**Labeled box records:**
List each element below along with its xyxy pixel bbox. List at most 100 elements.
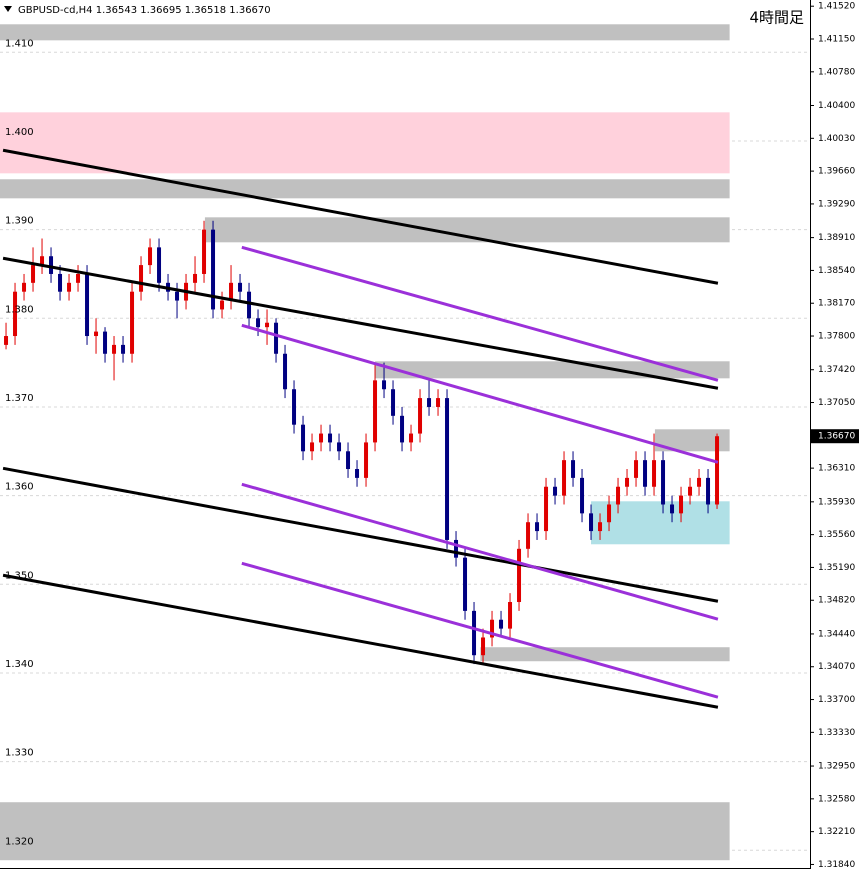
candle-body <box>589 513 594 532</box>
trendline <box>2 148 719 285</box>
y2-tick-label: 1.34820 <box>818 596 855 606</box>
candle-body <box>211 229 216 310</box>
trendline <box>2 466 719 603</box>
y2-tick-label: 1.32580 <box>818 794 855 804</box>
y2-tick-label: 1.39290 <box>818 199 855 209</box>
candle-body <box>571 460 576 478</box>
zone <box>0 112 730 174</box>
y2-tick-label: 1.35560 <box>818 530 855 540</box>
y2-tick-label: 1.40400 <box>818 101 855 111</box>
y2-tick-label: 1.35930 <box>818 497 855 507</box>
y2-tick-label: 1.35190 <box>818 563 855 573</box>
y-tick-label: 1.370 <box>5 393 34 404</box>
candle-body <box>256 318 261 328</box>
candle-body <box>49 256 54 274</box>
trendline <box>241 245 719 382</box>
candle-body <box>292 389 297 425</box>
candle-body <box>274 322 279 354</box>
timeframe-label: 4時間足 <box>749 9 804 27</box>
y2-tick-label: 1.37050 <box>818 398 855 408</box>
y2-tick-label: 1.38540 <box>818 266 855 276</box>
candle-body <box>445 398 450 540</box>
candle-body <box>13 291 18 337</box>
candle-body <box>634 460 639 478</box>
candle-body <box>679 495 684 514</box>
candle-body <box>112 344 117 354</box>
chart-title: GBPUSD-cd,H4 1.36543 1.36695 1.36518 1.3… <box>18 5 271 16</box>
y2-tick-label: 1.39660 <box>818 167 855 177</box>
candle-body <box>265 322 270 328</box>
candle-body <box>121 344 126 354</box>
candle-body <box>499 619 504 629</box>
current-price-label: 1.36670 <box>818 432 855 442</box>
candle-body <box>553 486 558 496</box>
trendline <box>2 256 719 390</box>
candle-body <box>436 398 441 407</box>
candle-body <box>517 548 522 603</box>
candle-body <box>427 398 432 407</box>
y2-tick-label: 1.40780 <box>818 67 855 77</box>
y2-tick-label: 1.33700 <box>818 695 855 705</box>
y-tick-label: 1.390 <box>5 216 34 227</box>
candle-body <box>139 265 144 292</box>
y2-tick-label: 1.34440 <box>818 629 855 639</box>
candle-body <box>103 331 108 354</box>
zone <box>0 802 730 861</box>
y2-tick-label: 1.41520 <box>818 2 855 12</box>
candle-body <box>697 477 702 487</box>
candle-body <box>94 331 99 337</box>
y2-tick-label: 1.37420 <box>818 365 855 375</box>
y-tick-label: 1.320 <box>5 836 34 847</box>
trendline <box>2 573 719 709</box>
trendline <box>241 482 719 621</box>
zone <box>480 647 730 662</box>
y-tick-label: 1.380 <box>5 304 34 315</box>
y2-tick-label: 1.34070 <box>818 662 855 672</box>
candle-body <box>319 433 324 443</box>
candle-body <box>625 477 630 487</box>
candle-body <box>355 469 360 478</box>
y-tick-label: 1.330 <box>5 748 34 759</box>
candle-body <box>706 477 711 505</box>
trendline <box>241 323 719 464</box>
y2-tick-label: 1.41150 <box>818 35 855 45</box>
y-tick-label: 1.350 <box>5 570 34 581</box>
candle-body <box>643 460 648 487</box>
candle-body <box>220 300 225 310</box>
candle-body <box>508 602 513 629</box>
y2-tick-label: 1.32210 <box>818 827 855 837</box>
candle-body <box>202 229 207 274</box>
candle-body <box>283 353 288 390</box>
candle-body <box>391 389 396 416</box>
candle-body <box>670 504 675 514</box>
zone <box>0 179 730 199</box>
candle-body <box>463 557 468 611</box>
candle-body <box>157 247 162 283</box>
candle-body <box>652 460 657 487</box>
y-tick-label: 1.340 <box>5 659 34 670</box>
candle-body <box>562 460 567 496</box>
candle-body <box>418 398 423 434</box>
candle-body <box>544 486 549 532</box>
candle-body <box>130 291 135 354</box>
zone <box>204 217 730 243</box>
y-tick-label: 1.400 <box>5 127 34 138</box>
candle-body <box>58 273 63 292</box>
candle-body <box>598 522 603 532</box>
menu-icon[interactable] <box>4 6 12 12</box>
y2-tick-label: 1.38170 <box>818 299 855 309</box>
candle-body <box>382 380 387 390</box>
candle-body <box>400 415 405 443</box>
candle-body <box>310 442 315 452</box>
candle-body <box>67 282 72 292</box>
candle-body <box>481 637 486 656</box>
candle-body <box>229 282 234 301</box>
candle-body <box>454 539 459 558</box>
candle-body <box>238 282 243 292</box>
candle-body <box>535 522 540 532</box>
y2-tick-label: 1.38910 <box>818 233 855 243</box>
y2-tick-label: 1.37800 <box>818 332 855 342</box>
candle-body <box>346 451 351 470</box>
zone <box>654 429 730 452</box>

* * *

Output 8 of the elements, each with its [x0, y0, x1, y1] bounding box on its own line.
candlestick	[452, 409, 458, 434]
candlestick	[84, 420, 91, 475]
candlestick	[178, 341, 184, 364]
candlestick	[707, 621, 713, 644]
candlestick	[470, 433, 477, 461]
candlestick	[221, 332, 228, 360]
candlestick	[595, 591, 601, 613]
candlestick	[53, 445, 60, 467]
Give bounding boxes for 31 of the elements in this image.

**YOUR GOAL:**
Rewrite the records from the line containing "List each element" through the line containing "chart-title: GBPUSD-cd,H4 1.36543", replacing "trendline" with "trend line" and leaving everything else unchanged. Leave the pictures out of your output.

**REPLY TO THE TASK:**
List each element below along with its xyxy pixel bbox. List at most 100 elements.
candle-body <box>589 513 594 532</box>
trend line <box>2 148 719 285</box>
y2-tick-label: 1.34820 <box>818 596 855 606</box>
candle-body <box>211 229 216 310</box>
trend line <box>2 466 719 603</box>
y2-tick-label: 1.32580 <box>818 794 855 804</box>
y2-tick-label: 1.39290 <box>818 199 855 209</box>
candle-body <box>571 460 576 478</box>
zone <box>0 112 730 174</box>
y2-tick-label: 1.35560 <box>818 530 855 540</box>
y2-tick-label: 1.40400 <box>818 101 855 111</box>
y2-tick-label: 1.35930 <box>818 497 855 507</box>
y2-tick-label: 1.35190 <box>818 563 855 573</box>
y-tick-label: 1.370 <box>5 393 34 404</box>
candle-body <box>256 318 261 328</box>
candle-body <box>49 256 54 274</box>
trend line <box>241 245 719 382</box>
candle-body <box>292 389 297 425</box>
candle-body <box>274 322 279 354</box>
timeframe-label: 4時間足 <box>749 9 804 27</box>
y2-tick-label: 1.37050 <box>818 398 855 408</box>
y2-tick-label: 1.38540 <box>818 266 855 276</box>
candle-body <box>445 398 450 540</box>
candle-body <box>13 291 18 337</box>
candle-body <box>634 460 639 478</box>
candle-body <box>679 495 684 514</box>
candle-body <box>112 344 117 354</box>
chart-title: GBPUSD-cd,H4 1.36543 1.36695 1.36518 1.3… <box>18 5 271 16</box>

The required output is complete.